[Collected data]
BEGIN
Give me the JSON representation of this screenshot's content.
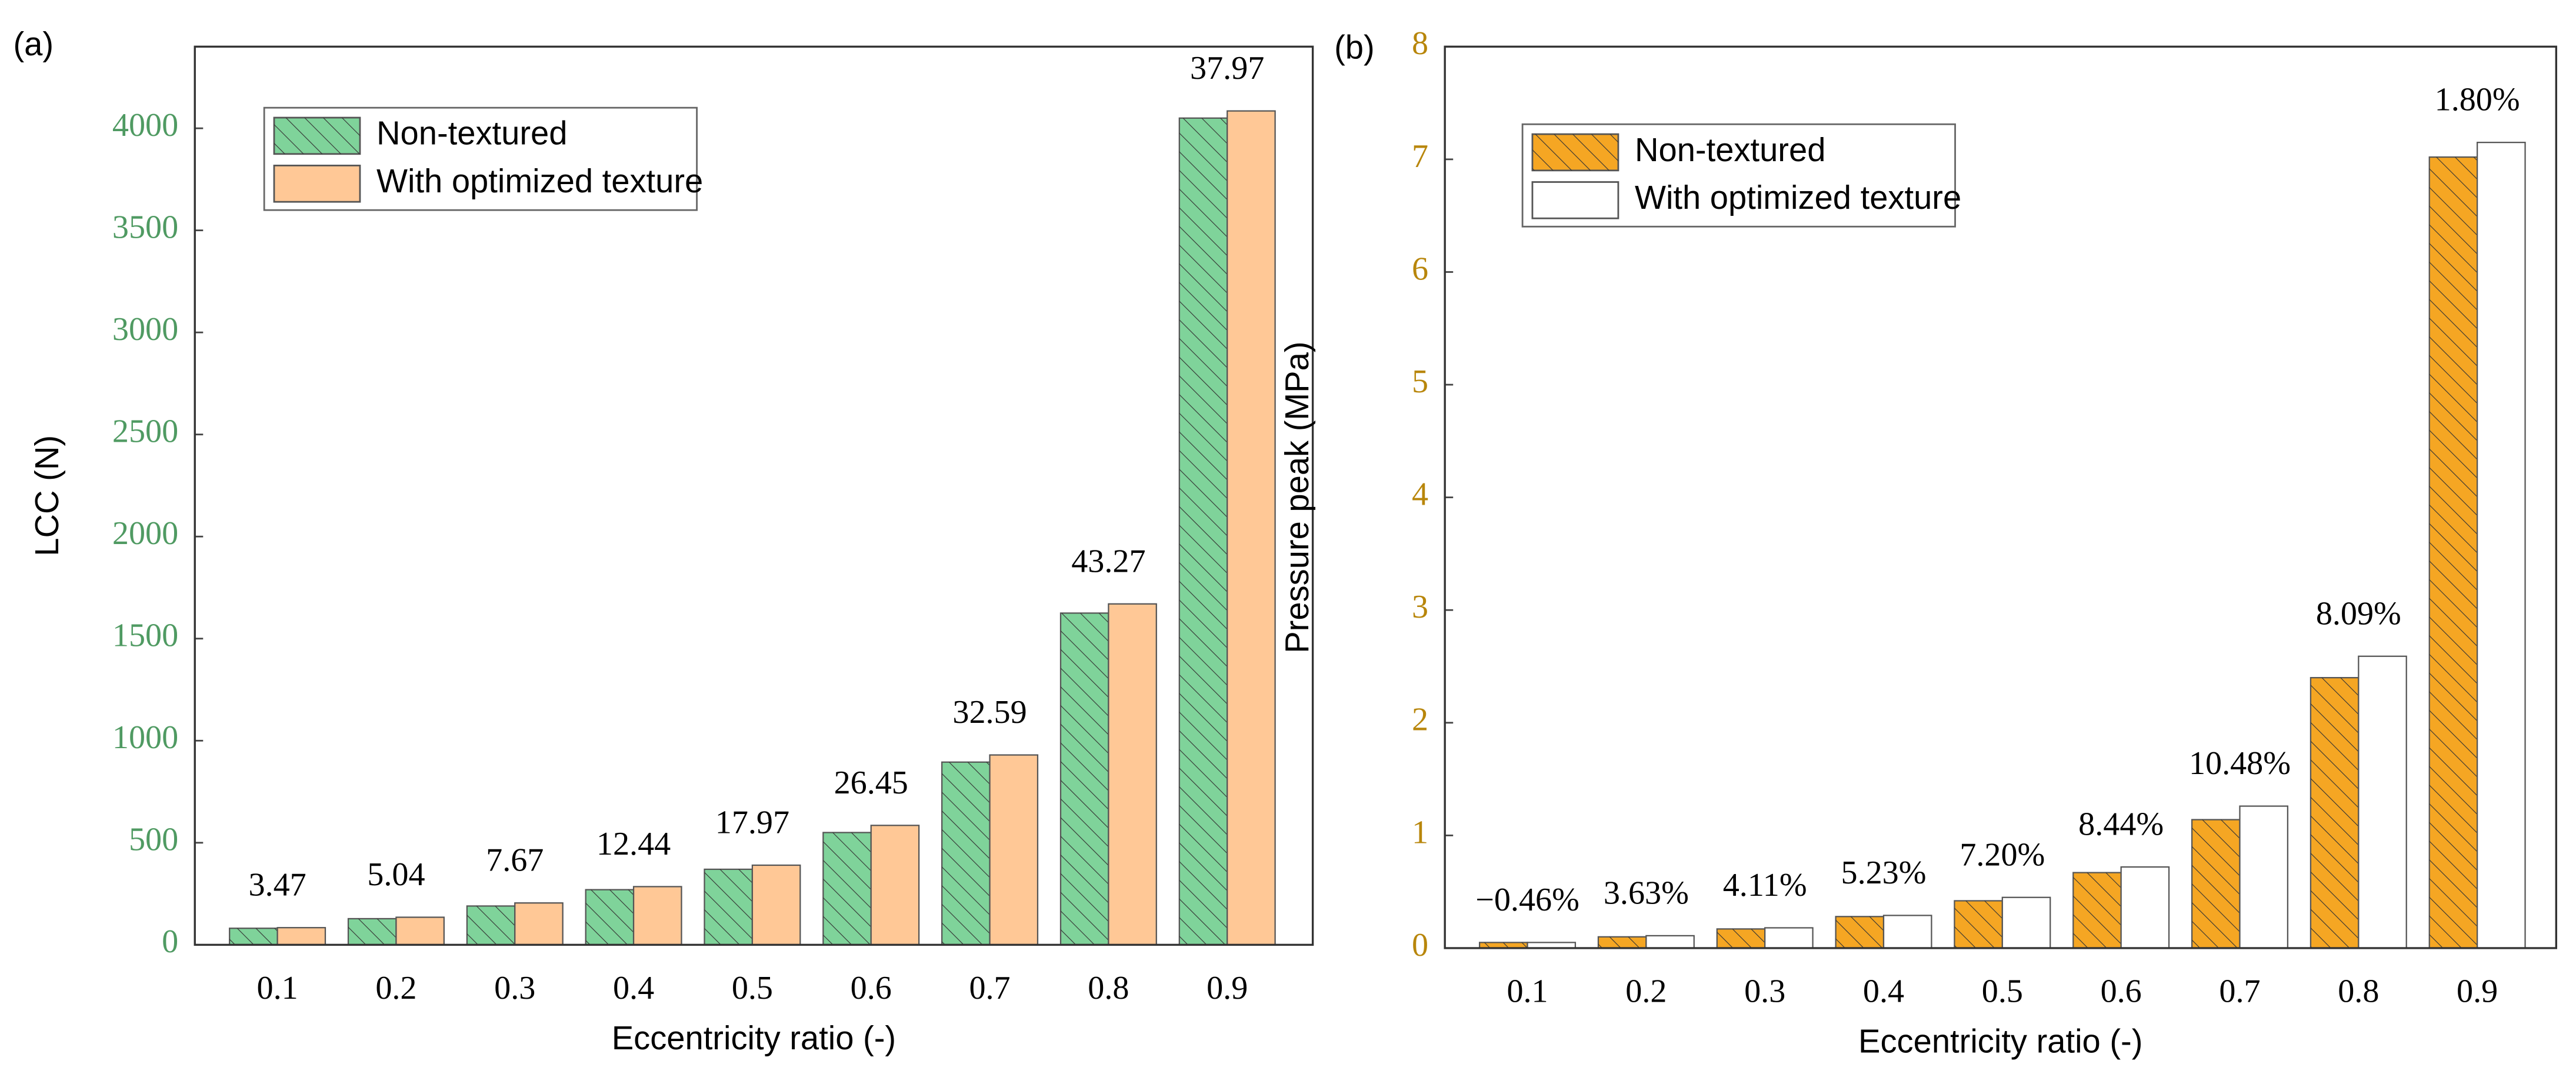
{
  "chart_data": [
    {
      "type": "bar",
      "panel": "(a)",
      "ylabel": "LCC (N)",
      "xlabel": "Eccentricity ratio (-)",
      "categories": [
        "0.1",
        "0.2",
        "0.3",
        "0.4",
        "0.5",
        "0.6",
        "0.7",
        "0.8",
        "0.9"
      ],
      "series": [
        {
          "name": "Non-textured",
          "color": "#7fd39a",
          "hatch": true,
          "values": [
            81,
            128,
            190,
            270,
            370,
            550,
            895,
            1625,
            4050
          ]
        },
        {
          "name": "With optimized texture",
          "color": "#ffc896",
          "hatch": false,
          "values": [
            84,
            135,
            205,
            285,
            390,
            585,
            930,
            1670,
            4085
          ]
        }
      ],
      "annotations": [
        "3.47",
        "5.04",
        "7.67",
        "12.44",
        "17.97",
        "26.45",
        "32.59",
        "43.27",
        "37.97"
      ],
      "ylim": [
        0,
        4400
      ],
      "yticks": [
        0,
        500,
        1000,
        1500,
        2000,
        2500,
        3000,
        3500,
        4000
      ],
      "tick_color": "#4f9a62",
      "legend": "upper left"
    },
    {
      "type": "bar",
      "panel": "(b)",
      "ylabel": "Pressure  peak (MPa)",
      "xlabel": "Eccentricity ratio (-)",
      "categories": [
        "0.1",
        "0.2",
        "0.3",
        "0.4",
        "0.5",
        "0.6",
        "0.7",
        "0.8",
        "0.9"
      ],
      "series": [
        {
          "name": "Non-textured",
          "color": "#f5a623",
          "hatch": true,
          "values": [
            0.05,
            0.1,
            0.17,
            0.28,
            0.42,
            0.67,
            1.14,
            2.4,
            7.02
          ]
        },
        {
          "name": "With optimized texture",
          "color": "#ffffff",
          "hatch": false,
          "values": [
            0.05,
            0.11,
            0.18,
            0.29,
            0.45,
            0.72,
            1.26,
            2.59,
            7.15
          ]
        }
      ],
      "annotations": [
        "−0.46%",
        "3.63%",
        "4.11%",
        "5.23%",
        "7.20%",
        "8.44%",
        "10.48%",
        "8.09%",
        "1.80%"
      ],
      "ylim": [
        0,
        8
      ],
      "yticks": [
        0,
        1,
        2,
        3,
        4,
        5,
        6,
        7,
        8
      ],
      "tick_color": "#b8860b",
      "legend": "upper left"
    }
  ]
}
END
Set problem:
All the records above need to be given again word for word. Skip the pictures.

Written response:
Give me the JSON representation of this screenshot's content.
{
  "chart_data": [
    {
      "type": "bar",
      "panel": "(a)",
      "ylabel": "LCC (N)",
      "xlabel": "Eccentricity ratio (-)",
      "categories": [
        "0.1",
        "0.2",
        "0.3",
        "0.4",
        "0.5",
        "0.6",
        "0.7",
        "0.8",
        "0.9"
      ],
      "series": [
        {
          "name": "Non-textured",
          "color": "#7fd39a",
          "hatch": true,
          "values": [
            81,
            128,
            190,
            270,
            370,
            550,
            895,
            1625,
            4050
          ]
        },
        {
          "name": "With optimized texture",
          "color": "#ffc896",
          "hatch": false,
          "values": [
            84,
            135,
            205,
            285,
            390,
            585,
            930,
            1670,
            4085
          ]
        }
      ],
      "annotations": [
        "3.47",
        "5.04",
        "7.67",
        "12.44",
        "17.97",
        "26.45",
        "32.59",
        "43.27",
        "37.97"
      ],
      "ylim": [
        0,
        4400
      ],
      "yticks": [
        0,
        500,
        1000,
        1500,
        2000,
        2500,
        3000,
        3500,
        4000
      ],
      "tick_color": "#4f9a62",
      "legend": "upper left"
    },
    {
      "type": "bar",
      "panel": "(b)",
      "ylabel": "Pressure  peak (MPa)",
      "xlabel": "Eccentricity ratio (-)",
      "categories": [
        "0.1",
        "0.2",
        "0.3",
        "0.4",
        "0.5",
        "0.6",
        "0.7",
        "0.8",
        "0.9"
      ],
      "series": [
        {
          "name": "Non-textured",
          "color": "#f5a623",
          "hatch": true,
          "values": [
            0.05,
            0.1,
            0.17,
            0.28,
            0.42,
            0.67,
            1.14,
            2.4,
            7.02
          ]
        },
        {
          "name": "With optimized texture",
          "color": "#ffffff",
          "hatch": false,
          "values": [
            0.05,
            0.11,
            0.18,
            0.29,
            0.45,
            0.72,
            1.26,
            2.59,
            7.15
          ]
        }
      ],
      "annotations": [
        "−0.46%",
        "3.63%",
        "4.11%",
        "5.23%",
        "7.20%",
        "8.44%",
        "10.48%",
        "8.09%",
        "1.80%"
      ],
      "ylim": [
        0,
        8
      ],
      "yticks": [
        0,
        1,
        2,
        3,
        4,
        5,
        6,
        7,
        8
      ],
      "tick_color": "#b8860b",
      "legend": "upper left"
    }
  ]
}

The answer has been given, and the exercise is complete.